◆ **What is asked**: Give every line of the material again, exactly as written.

Extracted records
==*==

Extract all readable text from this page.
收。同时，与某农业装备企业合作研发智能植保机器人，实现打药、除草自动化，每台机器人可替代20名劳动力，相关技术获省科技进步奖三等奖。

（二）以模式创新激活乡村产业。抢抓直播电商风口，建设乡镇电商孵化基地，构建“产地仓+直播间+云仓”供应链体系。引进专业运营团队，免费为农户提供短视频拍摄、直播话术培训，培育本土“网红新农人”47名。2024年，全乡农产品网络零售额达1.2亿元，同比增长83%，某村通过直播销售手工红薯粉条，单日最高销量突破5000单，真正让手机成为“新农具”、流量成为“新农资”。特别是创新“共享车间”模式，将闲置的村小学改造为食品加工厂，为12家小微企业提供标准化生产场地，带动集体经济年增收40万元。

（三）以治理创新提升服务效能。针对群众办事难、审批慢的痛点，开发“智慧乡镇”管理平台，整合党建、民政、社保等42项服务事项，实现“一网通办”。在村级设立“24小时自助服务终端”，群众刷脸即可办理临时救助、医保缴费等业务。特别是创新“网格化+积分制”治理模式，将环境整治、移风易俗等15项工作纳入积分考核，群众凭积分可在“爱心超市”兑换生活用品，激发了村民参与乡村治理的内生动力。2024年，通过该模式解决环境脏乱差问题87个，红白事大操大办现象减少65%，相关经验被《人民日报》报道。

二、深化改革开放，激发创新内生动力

==*==

◆ **Result of this exercise**:
Extract all readable text from this page.
收。同时，与某农业装备企业合作研发智能植保机器人，实现打药、除草自动化，每台机器人可替代20名劳动力，相关技术获省科技进步奖三等奖。

（二）以模式创新激活乡村产业。抢抓直播电商风口，建设乡镇电商孵化基地，构建“产地仓+直播间+云仓”供应链体系。引进专业运营团队，免费为农户提供短视频拍摄、直播话术培训，培育本土“网红新农人”47名。2024年，全乡农产品网络零售额达1.2亿元，同比增长83%，某村通过直播销售手工红薯粉条，单日最高销量突破5000单，真正让手机成为“新农具”、流量成为“新农资”。特别是创新“共享车间”模式，将闲置的村小学改造为食品加工厂，为12家小微企业提供标准化生产场地，带动集体经济年增收40万元。

（三）以治理创新提升服务效能。针对群众办事难、审批慢的痛点，开发“智慧乡镇”管理平台，整合党建、民政、社保等42项服务事项，实现“一网通办”。在村级设立“24小时自助服务终端”，群众刷脸即可办理临时救助、医保缴费等业务。特别是创新“网格化+积分制”治理模式，将环境整治、移风易俗等15项工作纳入积分考核，群众凭积分可在“爱心超市”兑换生活用品，激发了村民参与乡村治理的内生动力。2024年，通过该模式解决环境脏乱差问题87个，红白事大操大办现象减少65%，相关经验被《人民日报》报道。

二、深化改革开放，激发创新内生动力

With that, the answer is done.